> [The request] Establish how many lines in the material include the string "this" and report it as a lone number.

> [Exercise input]
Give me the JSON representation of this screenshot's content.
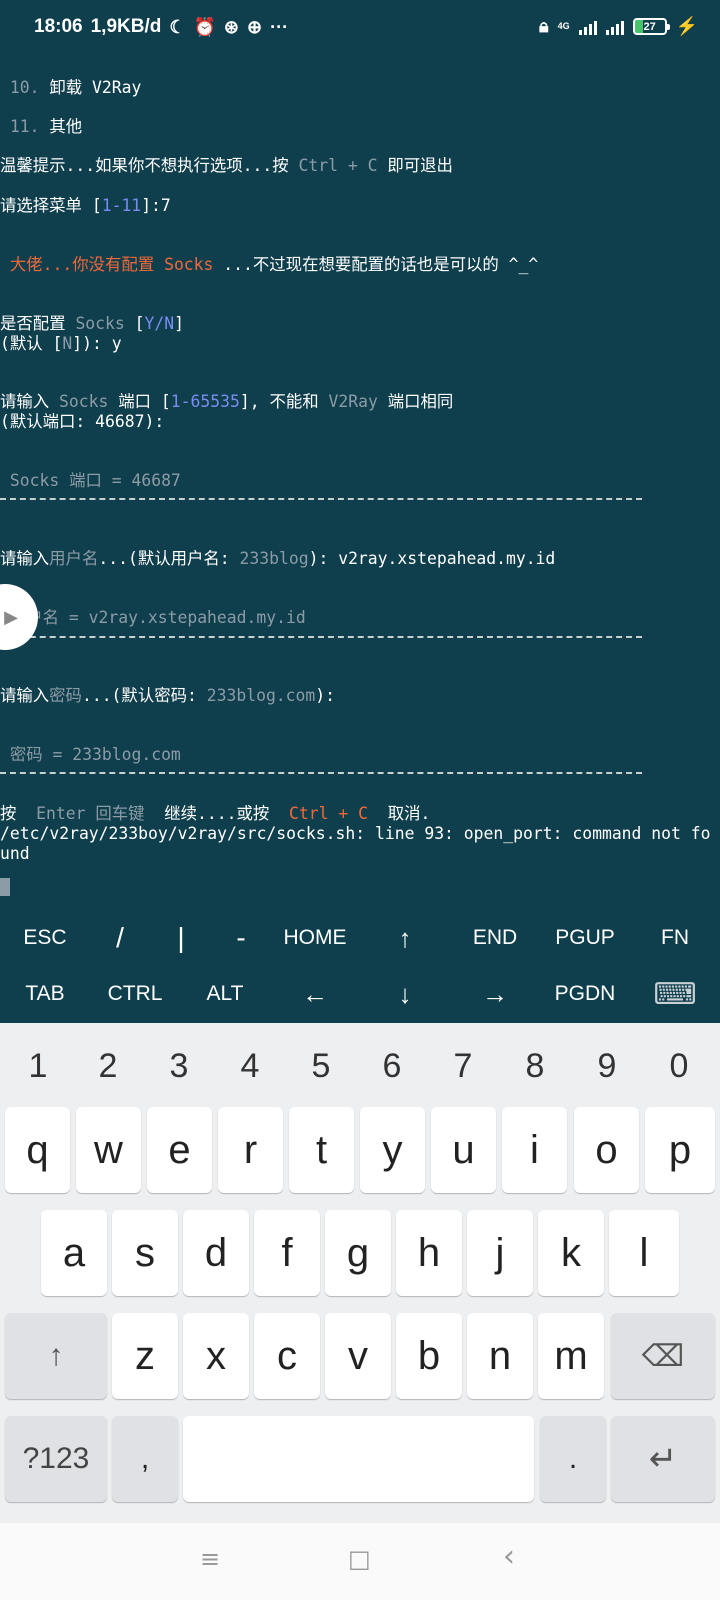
{
  "status_bar": {
    "time": "18:06",
    "net_speed": "1,9KB/d",
    "left_icons": [
      "moon-icon",
      "alarm-icon",
      "app-icon",
      "assistant-icon",
      "more-icon"
    ],
    "network_type": "4G",
    "battery": "27"
  },
  "terminal": {
    "menu_10_num": "10.",
    "menu_10_label": "卸载 V2Ray",
    "menu_11_num": "11.",
    "menu_11_label": "其他",
    "tip_prefix": "温馨提示...如果你不想执行选项...按 ",
    "tip_key": "Ctrl + C",
    "tip_suffix": " 即可退出",
    "select_prefix": "请选择菜单 [",
    "select_range": "1-11",
    "select_suffix": "]:7",
    "notice_orange": " 大佬...你没有配置 Socks",
    "notice_white": " ...不过现在想要配置的话也是可以的 ^_^",
    "ask_socks_prefix": "是否配置 ",
    "ask_socks_word": "Socks",
    "ask_socks_open": " [",
    "ask_socks_yn": "Y/N",
    "ask_socks_close": "]",
    "default_n_prefix": "(默认 [",
    "default_n_value": "N",
    "default_n_suffix": "]): y",
    "port_prompt_1": "请输入 ",
    "port_prompt_socks": "Socks",
    "port_prompt_2": " 端口 [",
    "port_prompt_range": "1-65535",
    "port_prompt_3": "], 不能和 ",
    "port_prompt_v2ray": "V2Ray",
    "port_prompt_4": " 端口相同",
    "port_default": "(默认端口: 46687):",
    "port_result": " Socks 端口 = 46687",
    "user_prompt_1": "请输入",
    "user_prompt_word": "用户名",
    "user_prompt_2": "...(默认用户名: ",
    "user_default": "233blog",
    "user_prompt_3": "): v2ray.xstepahead.my.id",
    "user_result": " 用户名 = v2ray.xstepahead.my.id",
    "pass_prompt_1": "请输入",
    "pass_prompt_word": "密码",
    "pass_prompt_2": "...(默认密码: ",
    "pass_default": "233blog.com",
    "pass_prompt_3": "):",
    "pass_result": " 密码 = 233blog.com",
    "continue_1": "按 ",
    "continue_enter": " Enter 回车键 ",
    "continue_2": " 继续....或按 ",
    "continue_ctrl": " Ctrl + C ",
    "continue_3": " 取消.",
    "error_line1": "/etc/v2ray/233boy/v2ray/src/socks.sh: line 93: open_port: command not fo",
    "error_line2": "und"
  },
  "extra_keys": {
    "row1": [
      "ESC",
      "/",
      "|",
      "-",
      "HOME",
      "↑",
      "END",
      "PGUP",
      "FN"
    ],
    "row2": [
      "TAB",
      "CTRL",
      "ALT",
      "←",
      "↓",
      "→",
      "PGDN",
      "⌨"
    ]
  },
  "keyboard": {
    "numbers": [
      "1",
      "2",
      "3",
      "4",
      "5",
      "6",
      "7",
      "8",
      "9",
      "0"
    ],
    "row1": [
      "q",
      "w",
      "e",
      "r",
      "t",
      "y",
      "u",
      "i",
      "o",
      "p"
    ],
    "row2": [
      "a",
      "s",
      "d",
      "f",
      "g",
      "h",
      "j",
      "k",
      "l"
    ],
    "row3": [
      "z",
      "x",
      "c",
      "v",
      "b",
      "n",
      "m"
    ],
    "shift": "↑",
    "backspace": "⌫",
    "symbols": "?123",
    "comma": ",",
    "period": ".",
    "enter": "↵"
  },
  "nav_bar": {
    "menu": "≡",
    "home": "□",
    "back": "‹"
  }
}
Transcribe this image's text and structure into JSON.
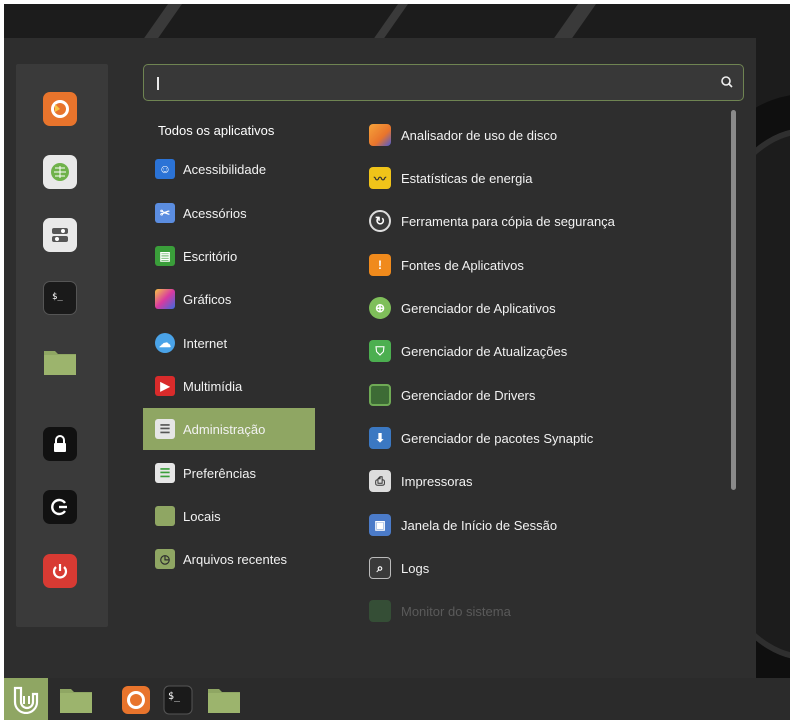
{
  "search": {
    "value": "",
    "icon": "search-icon"
  },
  "favorites": [
    {
      "name": "firefox",
      "icon": "firefox-icon",
      "color": "#e8742c"
    },
    {
      "name": "software-manager",
      "icon": "software-manager-icon",
      "color": "#e9e9e9"
    },
    {
      "name": "settings",
      "icon": "settings-icon",
      "color": "#e9e9e9"
    },
    {
      "name": "terminal",
      "icon": "terminal-icon",
      "color": "#1a1a1a"
    },
    {
      "name": "files",
      "icon": "folder-icon",
      "color": "#8fa663"
    },
    {
      "name": "lock-screen",
      "icon": "lock-icon",
      "color": "#111111"
    },
    {
      "name": "logout",
      "icon": "logout-icon",
      "color": "#111111"
    },
    {
      "name": "shutdown",
      "icon": "power-icon",
      "color": "#d83a33"
    }
  ],
  "categories": {
    "title": "Todos os aplicativos",
    "items": [
      {
        "label": "Acessibilidade",
        "icon": "accessibility-icon",
        "color": "#2b73d6"
      },
      {
        "label": "Acessórios",
        "icon": "accessories-icon",
        "color": "#5b8de0"
      },
      {
        "label": "Escritório",
        "icon": "office-icon",
        "color": "#3a9e3a"
      },
      {
        "label": "Gráficos",
        "icon": "graphics-icon",
        "color": "#c040c0"
      },
      {
        "label": "Internet",
        "icon": "internet-icon",
        "color": "#4aa3e8"
      },
      {
        "label": "Multimídia",
        "icon": "multimedia-icon",
        "color": "#d92b2b"
      },
      {
        "label": "Administração",
        "icon": "administration-icon",
        "color": "#e6e6e6",
        "selected": true
      },
      {
        "label": "Preferências",
        "icon": "preferences-icon",
        "color": "#e6e6e6"
      },
      {
        "label": "Locais",
        "icon": "folder-icon",
        "color": "#8fa663"
      },
      {
        "label": "Arquivos recentes",
        "icon": "recent-files-icon",
        "color": "#8fa663"
      }
    ]
  },
  "apps": [
    {
      "label": "Analisador de uso de disco",
      "icon": "disk-usage-icon",
      "color": "#e8742c"
    },
    {
      "label": "Estatísticas de energia",
      "icon": "power-statistics-icon",
      "color": "#f0c419"
    },
    {
      "label": "Ferramenta para cópia de segurança",
      "icon": "backup-icon",
      "color": "#3a3a3a"
    },
    {
      "label": "Fontes de Aplicativos",
      "icon": "software-sources-icon",
      "color": "#f08a1c"
    },
    {
      "label": "Gerenciador de Aplicativos",
      "icon": "software-manager-icon",
      "color": "#7fbf5a"
    },
    {
      "label": "Gerenciador de Atualizações",
      "icon": "update-manager-icon",
      "color": "#4caf50"
    },
    {
      "label": "Gerenciador de Drivers",
      "icon": "driver-manager-icon",
      "color": "#3d6b35"
    },
    {
      "label": "Gerenciador de pacotes Synaptic",
      "icon": "synaptic-icon",
      "color": "#3b78c2"
    },
    {
      "label": "Impressoras",
      "icon": "printer-icon",
      "color": "#dddddd"
    },
    {
      "label": "Janela de Início de Sessão",
      "icon": "login-window-icon",
      "color": "#4b7bc9"
    },
    {
      "label": "Logs",
      "icon": "logs-icon",
      "color": "#3a3a3a"
    },
    {
      "label": "Monitor do sistema",
      "icon": "system-monitor-icon",
      "color": "#4caf50",
      "faded": true
    }
  ],
  "panel": [
    {
      "name": "menu-button",
      "icon": "mint-logo-icon"
    },
    {
      "name": "files",
      "icon": "folder-icon"
    },
    {
      "name": "firefox",
      "icon": "firefox-icon"
    },
    {
      "name": "terminal",
      "icon": "terminal-icon"
    },
    {
      "name": "files-2",
      "icon": "folder-icon"
    }
  ]
}
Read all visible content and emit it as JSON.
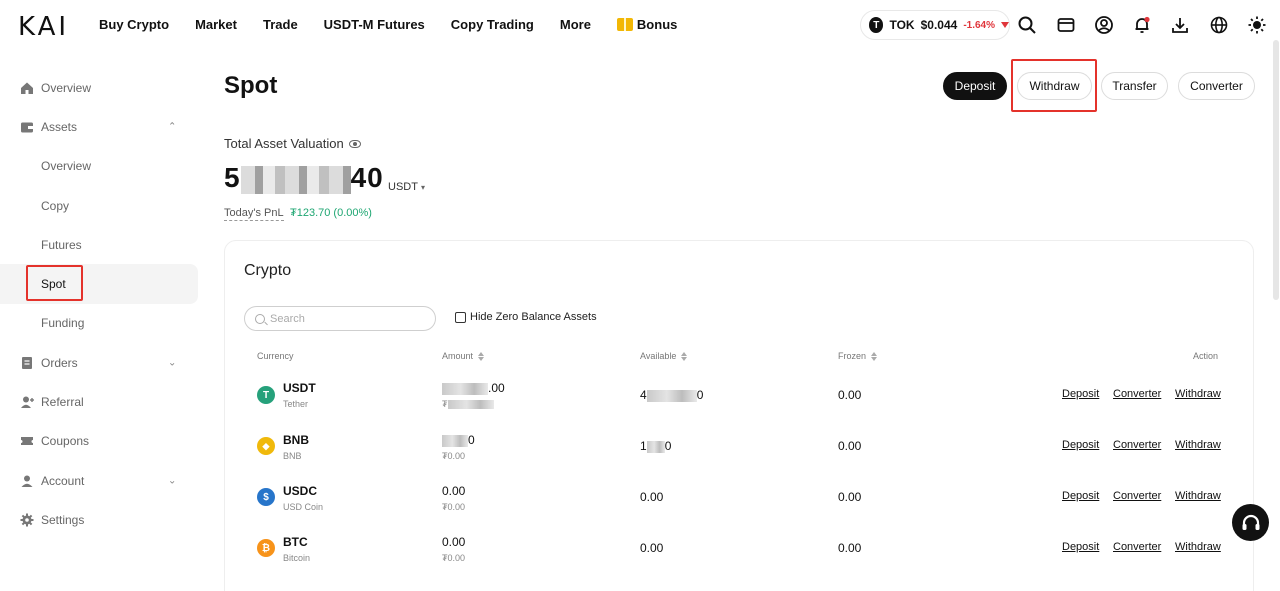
{
  "brand": {
    "logo_text": "KAI"
  },
  "nav": {
    "items": [
      "Buy Crypto",
      "Market",
      "Trade",
      "USDT-M Futures",
      "Copy Trading",
      "More"
    ],
    "bonus": "Bonus"
  },
  "ticker": {
    "symbol": "TOK",
    "price": "$0.044",
    "change": "-1.64%",
    "change_color": "#e0353b"
  },
  "toolbar_icons": [
    "search-icon",
    "wallet-icon",
    "user-icon",
    "bell-icon",
    "download-icon",
    "globe-icon",
    "theme-icon"
  ],
  "sidebar": {
    "items": [
      {
        "label": "Overview"
      },
      {
        "label": "Assets"
      },
      {
        "label": "Overview"
      },
      {
        "label": "Copy"
      },
      {
        "label": "Futures"
      },
      {
        "label": "Spot"
      },
      {
        "label": "Funding"
      },
      {
        "label": "Orders"
      },
      {
        "label": "Referral"
      },
      {
        "label": "Coupons"
      },
      {
        "label": "Account"
      },
      {
        "label": "Settings"
      }
    ]
  },
  "page": {
    "title": "Spot",
    "buttons": {
      "deposit": "Deposit",
      "withdraw": "Withdraw",
      "transfer": "Transfer",
      "converter": "Converter"
    },
    "valuation_label": "Total Asset Valuation",
    "balance_prefix": "5",
    "balance_suffix": "40",
    "unit": "USDT",
    "pnl_label": "Today's PnL",
    "pnl_value": "₮123.70 (0.00%)",
    "accent_green": "#1ea672"
  },
  "crypto": {
    "title": "Crypto",
    "search_placeholder": "Search",
    "hide_zero_label": "Hide Zero Balance Assets",
    "columns": {
      "currency": "Currency",
      "amount": "Amount",
      "available": "Available",
      "frozen": "Frozen",
      "action": "Action"
    },
    "rows": [
      {
        "symbol": "USDT",
        "name": "Tether",
        "amount": ".00",
        "amount_sub": "₮",
        "available": "4",
        "available_tail": "0",
        "frozen": "0.00",
        "icon_color": "#26a17b",
        "icon_glyph": "T"
      },
      {
        "symbol": "BNB",
        "name": "BNB",
        "amount": "0",
        "amount_sub": "₮0.00",
        "available": "1",
        "available_tail": "0",
        "frozen": "0.00",
        "icon_color": "#f0b90b",
        "icon_glyph": "◆"
      },
      {
        "symbol": "USDC",
        "name": "USD Coin",
        "amount": "0.00",
        "amount_sub": "₮0.00",
        "available": "0.00",
        "available_tail": "",
        "frozen": "0.00",
        "icon_color": "#2775ca",
        "icon_glyph": "$"
      },
      {
        "symbol": "BTC",
        "name": "Bitcoin",
        "amount": "0.00",
        "amount_sub": "₮0.00",
        "available": "0.00",
        "available_tail": "",
        "frozen": "0.00",
        "icon_color": "#f7931a",
        "icon_glyph": "₿"
      }
    ],
    "actions": {
      "deposit": "Deposit",
      "converter": "Converter",
      "withdraw": "Withdraw"
    }
  }
}
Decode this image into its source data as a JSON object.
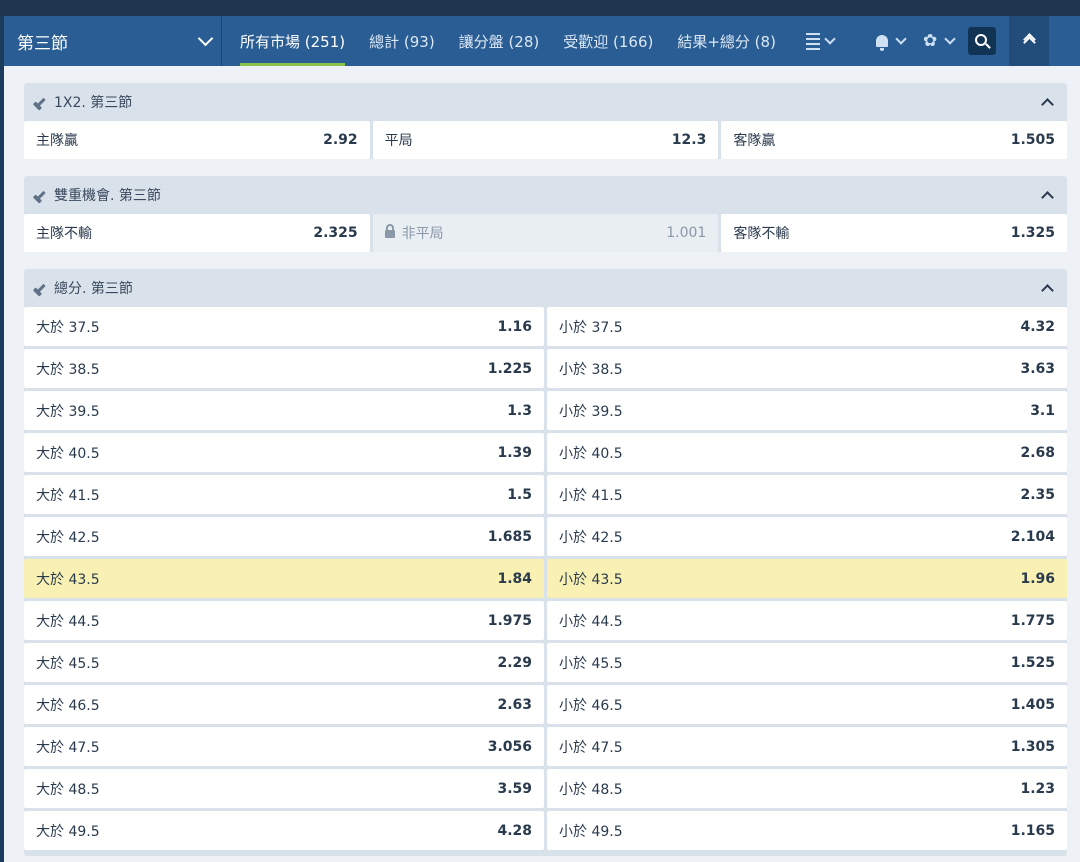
{
  "header": {
    "period_label": "第三節",
    "tabs": [
      {
        "label": "所有市場 (251)",
        "active": true
      },
      {
        "label": "總計 (93)",
        "active": false
      },
      {
        "label": "讓分盤 (28)",
        "active": false
      },
      {
        "label": "受歡迎 (166)",
        "active": false
      },
      {
        "label": "結果+總分 (8)",
        "active": false
      }
    ],
    "tools": [
      "list-icon",
      "bell-icon",
      "gear-icon",
      "search-icon",
      "collapse-up-icon"
    ]
  },
  "markets": [
    {
      "title": "1X2. 第三節",
      "outcomes": [
        {
          "label": "主隊贏",
          "odd": "2.92"
        },
        {
          "label": "平局",
          "odd": "12.3"
        },
        {
          "label": "客隊贏",
          "odd": "1.505"
        }
      ]
    },
    {
      "title": "雙重機會. 第三節",
      "outcomes": [
        {
          "label": "主隊不輸",
          "odd": "2.325"
        },
        {
          "label": "非平局",
          "odd": "1.001",
          "locked": true
        },
        {
          "label": "客隊不輸",
          "odd": "1.325"
        }
      ]
    },
    {
      "title": "總分. 第三節",
      "rows": [
        {
          "over": "大於 37.5",
          "over_odd": "1.16",
          "under": "小於 37.5",
          "under_odd": "4.32"
        },
        {
          "over": "大於 38.5",
          "over_odd": "1.225",
          "under": "小於 38.5",
          "under_odd": "3.63"
        },
        {
          "over": "大於 39.5",
          "over_odd": "1.3",
          "under": "小於 39.5",
          "under_odd": "3.1"
        },
        {
          "over": "大於 40.5",
          "over_odd": "1.39",
          "under": "小於 40.5",
          "under_odd": "2.68"
        },
        {
          "over": "大於 41.5",
          "over_odd": "1.5",
          "under": "小於 41.5",
          "under_odd": "2.35"
        },
        {
          "over": "大於 42.5",
          "over_odd": "1.685",
          "under": "小於 42.5",
          "under_odd": "2.104"
        },
        {
          "over": "大於 43.5",
          "over_odd": "1.84",
          "under": "小於 43.5",
          "under_odd": "1.96",
          "highlight": true
        },
        {
          "over": "大於 44.5",
          "over_odd": "1.975",
          "under": "小於 44.5",
          "under_odd": "1.775"
        },
        {
          "over": "大於 45.5",
          "over_odd": "2.29",
          "under": "小於 45.5",
          "under_odd": "1.525"
        },
        {
          "over": "大於 46.5",
          "over_odd": "2.63",
          "under": "小於 46.5",
          "under_odd": "1.405"
        },
        {
          "over": "大於 47.5",
          "over_odd": "3.056",
          "under": "小於 47.5",
          "under_odd": "1.305"
        },
        {
          "over": "大於 48.5",
          "over_odd": "3.59",
          "under": "小於 48.5",
          "under_odd": "1.23"
        },
        {
          "over": "大於 49.5",
          "over_odd": "4.28",
          "under": "小於 49.5",
          "under_odd": "1.165"
        }
      ]
    }
  ],
  "colors": {
    "navbar": "#2a5d93",
    "active_tab_underline": "#8bc34a",
    "highlight_row": "#f8f1b3",
    "market_header": "#d9e1ea"
  }
}
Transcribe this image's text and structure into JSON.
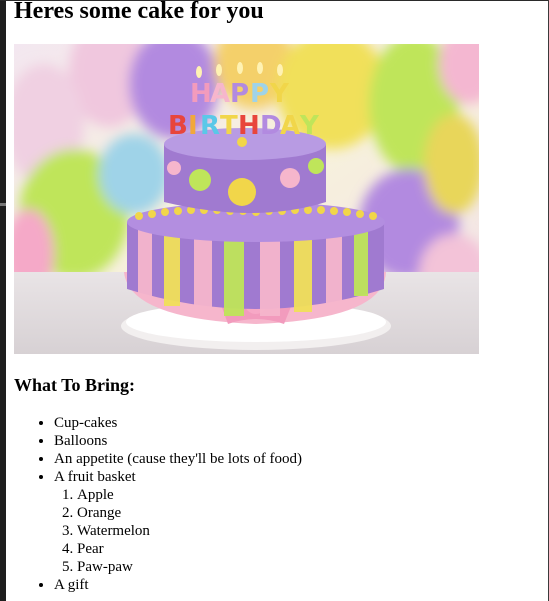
{
  "heading": "Heres some cake for you",
  "image": {
    "alt": "Happy Birthday cake",
    "candle_text": "HAPPY BIRTHDAY"
  },
  "subheading": "What To Bring:",
  "bring_list": [
    "Cup-cakes",
    "Balloons",
    "An appetite (cause they'll be lots of food)",
    "A fruit basket",
    "A gift"
  ],
  "fruits": [
    "Apple",
    "Orange",
    "Watermelon",
    "Pear",
    "Paw-paw"
  ],
  "colors": {
    "cake_purple": "#a07ad0",
    "frosting_pink": "#f6b6cc",
    "balloon_yellow": "#f1e05a",
    "balloon_green": "#bfe55a",
    "balloon_purple": "#b28ae0"
  }
}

> [Result below] 4